▶ [WHAT THE TASK REQUIRES] Reproduce the material in full, exactly as written.

-- START SUPPLIED MATERIAL --

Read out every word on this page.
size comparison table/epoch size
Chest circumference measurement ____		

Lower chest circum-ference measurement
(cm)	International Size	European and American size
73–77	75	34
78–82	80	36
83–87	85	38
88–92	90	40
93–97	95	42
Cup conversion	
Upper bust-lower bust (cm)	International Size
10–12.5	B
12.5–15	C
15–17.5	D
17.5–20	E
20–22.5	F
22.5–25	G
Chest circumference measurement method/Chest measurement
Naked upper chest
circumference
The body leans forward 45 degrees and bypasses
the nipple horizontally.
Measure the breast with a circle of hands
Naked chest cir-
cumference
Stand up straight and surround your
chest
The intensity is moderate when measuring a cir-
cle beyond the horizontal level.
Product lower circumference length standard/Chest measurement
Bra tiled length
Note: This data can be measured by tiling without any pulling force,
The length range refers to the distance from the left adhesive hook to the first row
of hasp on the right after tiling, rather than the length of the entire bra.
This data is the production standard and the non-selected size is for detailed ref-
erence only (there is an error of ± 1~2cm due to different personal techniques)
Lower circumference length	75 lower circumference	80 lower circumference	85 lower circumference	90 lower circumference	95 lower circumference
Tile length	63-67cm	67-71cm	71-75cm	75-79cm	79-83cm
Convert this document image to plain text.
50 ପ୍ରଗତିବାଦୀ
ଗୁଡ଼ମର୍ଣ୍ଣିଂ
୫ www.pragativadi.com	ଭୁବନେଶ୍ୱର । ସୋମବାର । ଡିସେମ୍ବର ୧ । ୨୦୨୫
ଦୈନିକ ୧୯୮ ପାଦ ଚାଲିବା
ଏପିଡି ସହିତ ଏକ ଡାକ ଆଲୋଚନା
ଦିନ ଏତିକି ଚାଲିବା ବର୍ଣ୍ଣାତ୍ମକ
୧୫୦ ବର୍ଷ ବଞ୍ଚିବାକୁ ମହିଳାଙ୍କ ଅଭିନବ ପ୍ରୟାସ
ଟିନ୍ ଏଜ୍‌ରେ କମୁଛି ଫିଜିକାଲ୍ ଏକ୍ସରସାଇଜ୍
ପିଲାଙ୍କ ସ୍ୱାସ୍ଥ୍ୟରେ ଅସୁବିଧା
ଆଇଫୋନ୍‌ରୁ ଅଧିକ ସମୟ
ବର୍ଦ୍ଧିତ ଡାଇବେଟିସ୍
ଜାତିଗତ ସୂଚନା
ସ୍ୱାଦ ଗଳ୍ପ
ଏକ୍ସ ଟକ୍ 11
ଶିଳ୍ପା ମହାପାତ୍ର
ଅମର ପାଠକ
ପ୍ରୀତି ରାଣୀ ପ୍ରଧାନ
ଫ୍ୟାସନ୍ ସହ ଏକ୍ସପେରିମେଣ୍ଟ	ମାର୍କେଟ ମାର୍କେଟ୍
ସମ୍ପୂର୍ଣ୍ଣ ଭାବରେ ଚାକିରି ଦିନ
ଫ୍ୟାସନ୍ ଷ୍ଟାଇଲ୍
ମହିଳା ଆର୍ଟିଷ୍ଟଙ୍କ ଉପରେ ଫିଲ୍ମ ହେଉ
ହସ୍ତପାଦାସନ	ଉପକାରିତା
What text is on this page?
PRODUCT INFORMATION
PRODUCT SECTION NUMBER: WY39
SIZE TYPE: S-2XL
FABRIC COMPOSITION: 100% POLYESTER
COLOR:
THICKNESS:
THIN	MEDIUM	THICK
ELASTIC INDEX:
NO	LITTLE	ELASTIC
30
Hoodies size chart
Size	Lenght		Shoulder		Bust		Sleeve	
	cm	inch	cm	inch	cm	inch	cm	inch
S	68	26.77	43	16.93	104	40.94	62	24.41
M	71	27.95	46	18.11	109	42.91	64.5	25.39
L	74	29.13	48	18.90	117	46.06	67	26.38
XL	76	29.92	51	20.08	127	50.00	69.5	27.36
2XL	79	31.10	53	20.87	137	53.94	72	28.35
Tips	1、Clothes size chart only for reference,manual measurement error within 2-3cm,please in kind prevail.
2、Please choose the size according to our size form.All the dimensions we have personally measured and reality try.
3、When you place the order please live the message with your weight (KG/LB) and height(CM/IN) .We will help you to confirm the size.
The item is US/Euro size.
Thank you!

-- END SUPPLIED MATERIAL --

▶ [WRITTEN RESPONSE]
Read out every word on this page.
size comparison table/epoch size
Chest circumference measurement ____		

Lower chest circum-ference measurement
(cm)	International Size	European and American size
73–77	75	34
78–82	80	36
83–87	85	38
88–92	90	40
93–97	95	42
Cup conversion	
Upper bust-lower bust (cm)	International Size
10–12.5	B
12.5–15	C
15–17.5	D
17.5–20	E
20–22.5	F
22.5–25	G
Chest circumference measurement method/Chest measurement
Naked upper chest
circumference
The body leans forward 45 degrees and bypasses
the nipple horizontally.
Measure the breast with a circle of hands
Naked chest cir-
cumference
Stand up straight and surround your
chest
The intensity is moderate when measuring a cir-
cle beyond the horizontal level.
Product lower circumference length standard/Chest measurement
Bra tiled length
Note: This data can be measured by tiling without any pulling force,
The length range refers to the distance from the left adhesive hook to the first row
of hasp on the right after tiling, rather than the length of the entire bra.
This data is the production standard and the non-selected size is for detailed ref-
erence only (there is an error of ± 1~2cm due to different personal techniques)
Lower circumference length	75 lower circumference	80 lower circumference	85 lower circumference	90 lower circumference	95 lower circumference
Tile length	63-67cm	67-71cm	71-75cm	75-79cm	79-83cm
Convert this document image to plain text.
50 ପ୍ରଗତିବାଦୀ
ଗୁଡ଼ମର୍ଣ୍ଣିଂ
୫ www.pragativadi.com	ଭୁବନେଶ୍ୱର । ସୋମବାର । ଡିସେମ୍ବର ୧ । ୨୦୨୫
ଦୈନିକ ୧୯୮ ପାଦ ଚାଲିବା
ଏପିଡି ସହିତ ଏକ ଡାକ ଆଲୋଚନା
ଦିନ ଏତିକି ଚାଲିବା ବର୍ଣ୍ଣାତ୍ମକ
୧୫୦ ବର୍ଷ ବଞ୍ଚିବାକୁ ମହିଳାଙ୍କ ଅଭିନବ ପ୍ରୟାସ
ଟିନ୍ ଏଜ୍‌ରେ କମୁଛି ଫିଜିକାଲ୍ ଏକ୍ସରସାଇଜ୍
ପିଲାଙ୍କ ସ୍ୱାସ୍ଥ୍ୟରେ ଅସୁବିଧା
ଆଇଫୋନ୍‌ରୁ ଅଧିକ ସମୟ
ବର୍ଦ୍ଧିତ ଡାଇବେଟିସ୍
ଜାତିଗତ ସୂଚନା
ସ୍ୱାଦ ଗଳ୍ପ
ଏକ୍ସ ଟକ୍ 11
ଶିଳ୍ପା ମହାପାତ୍ର
ଅମର ପାଠକ
ପ୍ରୀତି ରାଣୀ ପ୍ରଧାନ
ଫ୍ୟାସନ୍ ସହ ଏକ୍ସପେରିମେଣ୍ଟ	ମାର୍କେଟ ମାର୍କେଟ୍
ସମ୍ପୂର୍ଣ୍ଣ ଭାବରେ ଚାକିରି ଦିନ
ଫ୍ୟାସନ୍ ଷ୍ଟାଇଲ୍
ମହିଳା ଆର୍ଟିଷ୍ଟଙ୍କ ଉପରେ ଫିଲ୍ମ ହେଉ
ହସ୍ତପାଦାସନ	ଉପକାରିତା
What text is on this page?
PRODUCT INFORMATION
PRODUCT SECTION NUMBER: WY39
SIZE TYPE: S-2XL
FABRIC COMPOSITION: 100% POLYESTER
COLOR:
THICKNESS:
THIN	MEDIUM	THICK
ELASTIC INDEX:
NO	LITTLE	ELASTIC
30
Hoodies size chart
Size	Lenght		Shoulder		Bust		Sleeve	
	cm	inch	cm	inch	cm	inch	cm	inch
S	68	26.77	43	16.93	104	40.94	62	24.41
M	71	27.95	46	18.11	109	42.91	64.5	25.39
L	74	29.13	48	18.90	117	46.06	67	26.38
XL	76	29.92	51	20.08	127	50.00	69.5	27.36
2XL	79	31.10	53	20.87	137	53.94	72	28.35
Tips	1、Clothes size chart only for reference,manual measurement error within 2-3cm,please in kind prevail.
2、Please choose the size according to our size form.All the dimensions we have personally measured and reality try.
3、When you place the order please live the message with your weight (KG/LB) and height(CM/IN) .We will help you to confirm the size.
The item is US/Euro size.
Thank you!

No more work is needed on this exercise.